JOB:
Reproduce verbatim the final portion of the material below, from the line containing "Convert this screenshot" through its last line, and nothing else.

DATA FOR THIS TASK:
----------------------------------------

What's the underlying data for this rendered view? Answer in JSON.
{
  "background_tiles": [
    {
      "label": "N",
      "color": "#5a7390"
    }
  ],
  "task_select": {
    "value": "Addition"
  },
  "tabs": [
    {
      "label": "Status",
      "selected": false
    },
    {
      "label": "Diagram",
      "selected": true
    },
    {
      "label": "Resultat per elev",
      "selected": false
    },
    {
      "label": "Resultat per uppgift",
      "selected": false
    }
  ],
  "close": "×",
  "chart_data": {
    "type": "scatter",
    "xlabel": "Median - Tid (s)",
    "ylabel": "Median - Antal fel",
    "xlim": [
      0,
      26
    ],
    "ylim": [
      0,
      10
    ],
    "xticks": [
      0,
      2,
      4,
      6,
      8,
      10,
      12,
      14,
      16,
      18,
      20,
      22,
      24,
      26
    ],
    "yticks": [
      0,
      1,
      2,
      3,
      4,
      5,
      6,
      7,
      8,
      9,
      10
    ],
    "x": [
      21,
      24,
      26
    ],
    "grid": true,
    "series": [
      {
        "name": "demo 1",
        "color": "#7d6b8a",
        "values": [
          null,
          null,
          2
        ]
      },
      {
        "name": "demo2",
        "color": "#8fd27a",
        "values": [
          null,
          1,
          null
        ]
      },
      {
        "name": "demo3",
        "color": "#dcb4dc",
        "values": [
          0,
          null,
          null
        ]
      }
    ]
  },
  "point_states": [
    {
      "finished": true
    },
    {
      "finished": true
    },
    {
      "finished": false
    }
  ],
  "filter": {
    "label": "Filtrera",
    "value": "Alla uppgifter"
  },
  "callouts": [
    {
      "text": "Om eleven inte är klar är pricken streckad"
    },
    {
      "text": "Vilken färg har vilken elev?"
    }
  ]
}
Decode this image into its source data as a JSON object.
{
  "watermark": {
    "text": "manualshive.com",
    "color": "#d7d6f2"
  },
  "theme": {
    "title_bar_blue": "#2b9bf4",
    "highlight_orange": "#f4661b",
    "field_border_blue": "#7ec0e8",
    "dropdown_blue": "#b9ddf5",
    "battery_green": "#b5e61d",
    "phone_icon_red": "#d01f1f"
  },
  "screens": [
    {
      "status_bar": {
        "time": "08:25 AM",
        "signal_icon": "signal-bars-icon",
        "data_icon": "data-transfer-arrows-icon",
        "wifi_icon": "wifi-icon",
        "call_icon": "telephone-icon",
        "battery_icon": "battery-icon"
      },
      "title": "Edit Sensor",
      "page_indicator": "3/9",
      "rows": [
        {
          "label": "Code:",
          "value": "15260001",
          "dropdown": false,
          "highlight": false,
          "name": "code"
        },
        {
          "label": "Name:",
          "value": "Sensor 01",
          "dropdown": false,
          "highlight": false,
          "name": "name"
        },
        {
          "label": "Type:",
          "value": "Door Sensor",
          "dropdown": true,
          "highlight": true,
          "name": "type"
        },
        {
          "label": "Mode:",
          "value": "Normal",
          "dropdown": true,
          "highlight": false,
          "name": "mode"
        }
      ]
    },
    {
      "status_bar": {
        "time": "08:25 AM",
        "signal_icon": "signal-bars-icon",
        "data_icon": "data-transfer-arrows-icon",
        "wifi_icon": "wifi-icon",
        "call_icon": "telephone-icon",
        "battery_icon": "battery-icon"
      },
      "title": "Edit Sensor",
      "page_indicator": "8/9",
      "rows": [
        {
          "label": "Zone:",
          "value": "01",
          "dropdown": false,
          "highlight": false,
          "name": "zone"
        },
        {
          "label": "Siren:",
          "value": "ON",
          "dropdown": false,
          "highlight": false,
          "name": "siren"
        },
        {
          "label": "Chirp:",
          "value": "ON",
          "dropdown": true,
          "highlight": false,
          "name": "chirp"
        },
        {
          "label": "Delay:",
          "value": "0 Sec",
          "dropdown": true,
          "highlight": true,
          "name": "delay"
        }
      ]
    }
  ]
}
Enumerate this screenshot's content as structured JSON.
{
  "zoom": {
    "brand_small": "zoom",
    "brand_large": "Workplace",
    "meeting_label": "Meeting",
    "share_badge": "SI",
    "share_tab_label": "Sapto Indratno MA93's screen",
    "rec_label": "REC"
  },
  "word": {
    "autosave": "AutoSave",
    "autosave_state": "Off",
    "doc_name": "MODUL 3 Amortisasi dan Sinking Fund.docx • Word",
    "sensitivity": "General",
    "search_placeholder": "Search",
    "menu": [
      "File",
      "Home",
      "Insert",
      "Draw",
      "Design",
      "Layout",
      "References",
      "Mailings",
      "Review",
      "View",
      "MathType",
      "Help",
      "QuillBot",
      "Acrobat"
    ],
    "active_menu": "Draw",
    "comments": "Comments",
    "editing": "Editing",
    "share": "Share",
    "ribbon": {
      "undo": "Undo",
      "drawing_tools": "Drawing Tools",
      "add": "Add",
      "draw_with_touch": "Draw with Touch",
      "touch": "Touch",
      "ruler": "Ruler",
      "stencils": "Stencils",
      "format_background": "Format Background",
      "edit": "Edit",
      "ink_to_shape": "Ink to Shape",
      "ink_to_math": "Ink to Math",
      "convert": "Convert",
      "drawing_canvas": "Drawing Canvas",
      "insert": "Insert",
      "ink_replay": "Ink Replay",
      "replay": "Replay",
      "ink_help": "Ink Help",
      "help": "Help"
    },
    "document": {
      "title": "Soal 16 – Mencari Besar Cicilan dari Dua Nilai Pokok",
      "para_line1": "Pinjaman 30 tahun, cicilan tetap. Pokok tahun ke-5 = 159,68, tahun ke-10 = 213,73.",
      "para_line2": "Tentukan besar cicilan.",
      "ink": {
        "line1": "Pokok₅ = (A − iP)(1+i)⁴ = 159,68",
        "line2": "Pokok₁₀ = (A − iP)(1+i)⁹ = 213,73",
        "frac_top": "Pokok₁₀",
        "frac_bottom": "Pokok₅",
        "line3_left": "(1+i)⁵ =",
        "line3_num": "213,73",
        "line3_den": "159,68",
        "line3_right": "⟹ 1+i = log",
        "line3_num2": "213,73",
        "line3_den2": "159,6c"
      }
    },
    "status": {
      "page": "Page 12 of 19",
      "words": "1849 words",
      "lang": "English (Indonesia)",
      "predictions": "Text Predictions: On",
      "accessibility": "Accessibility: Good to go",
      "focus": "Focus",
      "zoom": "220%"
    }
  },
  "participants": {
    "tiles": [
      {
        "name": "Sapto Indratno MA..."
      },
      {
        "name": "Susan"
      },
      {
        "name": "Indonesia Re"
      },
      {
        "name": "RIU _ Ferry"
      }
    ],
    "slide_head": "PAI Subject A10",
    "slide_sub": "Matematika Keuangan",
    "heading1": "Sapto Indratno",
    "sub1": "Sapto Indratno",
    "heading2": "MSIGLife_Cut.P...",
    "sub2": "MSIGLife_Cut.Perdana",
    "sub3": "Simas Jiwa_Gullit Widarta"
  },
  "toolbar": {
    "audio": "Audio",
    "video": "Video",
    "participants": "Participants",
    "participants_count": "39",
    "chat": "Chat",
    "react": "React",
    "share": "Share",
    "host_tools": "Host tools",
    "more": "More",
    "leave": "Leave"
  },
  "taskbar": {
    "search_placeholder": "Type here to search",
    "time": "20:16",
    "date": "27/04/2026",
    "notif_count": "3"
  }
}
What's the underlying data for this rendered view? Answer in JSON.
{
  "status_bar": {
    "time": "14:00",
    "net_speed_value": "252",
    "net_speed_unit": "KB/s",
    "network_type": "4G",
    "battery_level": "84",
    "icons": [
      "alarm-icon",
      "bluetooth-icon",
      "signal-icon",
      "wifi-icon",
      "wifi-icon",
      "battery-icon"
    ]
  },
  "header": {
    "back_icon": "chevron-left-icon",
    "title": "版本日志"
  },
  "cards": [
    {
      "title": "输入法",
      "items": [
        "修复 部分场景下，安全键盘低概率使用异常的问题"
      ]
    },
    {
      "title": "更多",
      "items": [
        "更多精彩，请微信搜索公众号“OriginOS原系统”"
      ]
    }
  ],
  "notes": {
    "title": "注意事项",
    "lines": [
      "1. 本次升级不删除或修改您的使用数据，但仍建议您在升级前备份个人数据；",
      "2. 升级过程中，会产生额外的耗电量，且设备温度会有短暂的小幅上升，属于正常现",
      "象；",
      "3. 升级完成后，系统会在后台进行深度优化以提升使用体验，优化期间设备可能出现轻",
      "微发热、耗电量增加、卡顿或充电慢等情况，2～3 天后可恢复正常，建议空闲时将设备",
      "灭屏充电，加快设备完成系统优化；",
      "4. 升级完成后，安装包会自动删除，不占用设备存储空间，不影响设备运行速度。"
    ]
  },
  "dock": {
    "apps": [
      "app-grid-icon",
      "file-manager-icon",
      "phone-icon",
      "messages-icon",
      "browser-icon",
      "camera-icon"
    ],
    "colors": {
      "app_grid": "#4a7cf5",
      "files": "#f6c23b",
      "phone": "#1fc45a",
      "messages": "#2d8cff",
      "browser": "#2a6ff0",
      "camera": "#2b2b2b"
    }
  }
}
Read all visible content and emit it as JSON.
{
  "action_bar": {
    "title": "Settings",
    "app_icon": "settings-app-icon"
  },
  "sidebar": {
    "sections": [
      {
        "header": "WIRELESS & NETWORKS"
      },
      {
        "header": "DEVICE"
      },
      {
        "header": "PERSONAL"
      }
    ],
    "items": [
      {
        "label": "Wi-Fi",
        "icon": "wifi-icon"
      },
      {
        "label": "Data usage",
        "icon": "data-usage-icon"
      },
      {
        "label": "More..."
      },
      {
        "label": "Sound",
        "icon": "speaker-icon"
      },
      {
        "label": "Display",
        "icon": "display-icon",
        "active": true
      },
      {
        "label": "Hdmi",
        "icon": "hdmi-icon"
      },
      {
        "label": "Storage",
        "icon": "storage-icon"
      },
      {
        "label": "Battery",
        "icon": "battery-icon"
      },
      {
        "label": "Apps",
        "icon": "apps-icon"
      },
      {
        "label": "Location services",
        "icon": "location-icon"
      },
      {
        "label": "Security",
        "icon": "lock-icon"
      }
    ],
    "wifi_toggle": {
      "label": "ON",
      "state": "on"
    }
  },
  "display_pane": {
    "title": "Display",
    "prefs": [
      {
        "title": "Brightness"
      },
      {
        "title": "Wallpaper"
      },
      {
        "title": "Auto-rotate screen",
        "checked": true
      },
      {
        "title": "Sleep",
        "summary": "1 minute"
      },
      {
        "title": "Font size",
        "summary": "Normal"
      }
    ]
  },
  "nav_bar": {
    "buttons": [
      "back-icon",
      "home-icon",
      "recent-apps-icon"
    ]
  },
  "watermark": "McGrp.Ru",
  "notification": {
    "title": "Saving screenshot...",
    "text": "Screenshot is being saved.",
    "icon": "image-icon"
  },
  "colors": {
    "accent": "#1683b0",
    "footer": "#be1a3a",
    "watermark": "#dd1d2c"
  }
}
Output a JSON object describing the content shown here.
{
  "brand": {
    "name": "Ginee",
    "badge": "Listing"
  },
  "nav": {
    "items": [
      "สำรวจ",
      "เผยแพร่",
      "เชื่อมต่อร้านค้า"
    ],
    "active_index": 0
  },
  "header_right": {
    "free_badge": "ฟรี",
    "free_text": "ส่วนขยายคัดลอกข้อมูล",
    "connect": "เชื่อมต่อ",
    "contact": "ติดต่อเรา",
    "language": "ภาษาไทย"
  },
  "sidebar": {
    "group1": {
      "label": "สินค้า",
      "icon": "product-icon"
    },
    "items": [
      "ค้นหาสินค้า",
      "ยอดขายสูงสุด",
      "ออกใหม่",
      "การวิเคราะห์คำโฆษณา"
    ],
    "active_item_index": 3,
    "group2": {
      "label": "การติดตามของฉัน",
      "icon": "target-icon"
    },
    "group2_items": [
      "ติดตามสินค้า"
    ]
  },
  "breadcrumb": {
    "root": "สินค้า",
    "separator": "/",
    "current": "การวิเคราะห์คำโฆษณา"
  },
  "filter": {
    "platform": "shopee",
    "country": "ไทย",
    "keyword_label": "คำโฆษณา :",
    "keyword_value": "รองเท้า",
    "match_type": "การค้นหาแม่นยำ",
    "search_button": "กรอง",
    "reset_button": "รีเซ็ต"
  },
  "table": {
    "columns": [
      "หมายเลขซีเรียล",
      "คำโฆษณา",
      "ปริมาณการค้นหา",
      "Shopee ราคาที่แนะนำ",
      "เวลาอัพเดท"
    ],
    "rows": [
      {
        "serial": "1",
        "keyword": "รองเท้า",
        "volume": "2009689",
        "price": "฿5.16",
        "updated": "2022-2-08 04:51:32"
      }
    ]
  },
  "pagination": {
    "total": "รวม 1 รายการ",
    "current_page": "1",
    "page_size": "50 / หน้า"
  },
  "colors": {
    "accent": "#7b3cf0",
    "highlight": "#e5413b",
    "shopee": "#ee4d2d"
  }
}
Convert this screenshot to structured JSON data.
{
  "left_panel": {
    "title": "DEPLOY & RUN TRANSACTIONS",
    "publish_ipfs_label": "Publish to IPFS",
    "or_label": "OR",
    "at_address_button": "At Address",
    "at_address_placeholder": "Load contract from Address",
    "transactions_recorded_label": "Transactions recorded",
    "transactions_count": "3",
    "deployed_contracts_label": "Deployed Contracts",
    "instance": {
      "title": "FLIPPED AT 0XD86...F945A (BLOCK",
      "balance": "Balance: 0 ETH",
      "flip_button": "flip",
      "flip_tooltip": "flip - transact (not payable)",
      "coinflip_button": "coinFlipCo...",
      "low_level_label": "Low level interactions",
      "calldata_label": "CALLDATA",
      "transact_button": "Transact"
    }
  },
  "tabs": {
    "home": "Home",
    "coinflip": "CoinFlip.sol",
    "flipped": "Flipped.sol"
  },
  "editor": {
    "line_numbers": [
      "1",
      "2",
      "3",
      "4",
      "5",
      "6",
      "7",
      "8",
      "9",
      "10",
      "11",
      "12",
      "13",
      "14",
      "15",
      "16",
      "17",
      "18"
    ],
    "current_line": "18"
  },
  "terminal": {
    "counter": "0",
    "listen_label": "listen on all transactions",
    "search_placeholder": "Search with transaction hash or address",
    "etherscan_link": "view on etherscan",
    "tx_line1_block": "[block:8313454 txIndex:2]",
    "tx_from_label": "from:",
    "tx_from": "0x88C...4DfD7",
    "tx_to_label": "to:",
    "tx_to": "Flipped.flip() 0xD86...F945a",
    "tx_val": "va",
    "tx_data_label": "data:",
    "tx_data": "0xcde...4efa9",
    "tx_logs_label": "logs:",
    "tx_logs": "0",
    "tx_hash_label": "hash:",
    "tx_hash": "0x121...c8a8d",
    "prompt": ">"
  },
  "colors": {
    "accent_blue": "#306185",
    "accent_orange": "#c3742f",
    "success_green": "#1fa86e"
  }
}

----------------------------------------

ANSWER TO THIS PROBLEM:
Convert this screenshot to structured JSON data.
{
  "left_panel": {
    "title": "DEPLOY & RUN TRANSACTIONS",
    "publish_ipfs_label": "Publish to IPFS",
    "or_label": "OR",
    "at_address_button": "At Address",
    "at_address_placeholder": "Load contract from Address",
    "transactions_recorded_label": "Transactions recorded",
    "transactions_count": "3",
    "deployed_contracts_label": "Deployed Contracts",
    "instance": {
      "title": "FLIPPED AT 0XD86...F945A (BLOCK",
      "balance": "Balance: 0 ETH",
      "flip_button": "flip",
      "flip_tooltip": "flip - transact (not payable)",
      "coinflip_button": "coinFlipCo...",
      "low_level_label": "Low level interactions",
      "calldata_label": "CALLDATA",
      "transact_button": "Transact"
    }
  },
  "tabs": {
    "home": "Home",
    "coinflip": "CoinFlip.sol",
    "flipped": "Flipped.sol"
  },
  "editor": {
    "line_numbers": [
      "1",
      "2",
      "3",
      "4",
      "5",
      "6",
      "7",
      "8",
      "9",
      "10",
      "11",
      "12",
      "13",
      "14",
      "15",
      "16",
      "17",
      "18"
    ],
    "current_line": "18"
  },
  "terminal": {
    "counter": "0",
    "listen_label": "listen on all transactions",
    "search_placeholder": "Search with transaction hash or address",
    "etherscan_link": "view on etherscan",
    "tx_line1_block": "[block:8313454 txIndex:2]",
    "tx_from_label": "from:",
    "tx_from": "0x88C...4DfD7",
    "tx_to_label": "to:",
    "tx_to": "Flipped.flip() 0xD86...F945a",
    "tx_val": "va",
    "tx_data_label": "data:",
    "tx_data": "0xcde...4efa9",
    "tx_logs_label": "logs:",
    "tx_logs": "0",
    "tx_hash_label": "hash:",
    "tx_hash": "0x121...c8a8d",
    "prompt": ">"
  },
  "colors": {
    "accent_blue": "#306185",
    "accent_orange": "#c3742f",
    "success_green": "#1fa86e"
  }
}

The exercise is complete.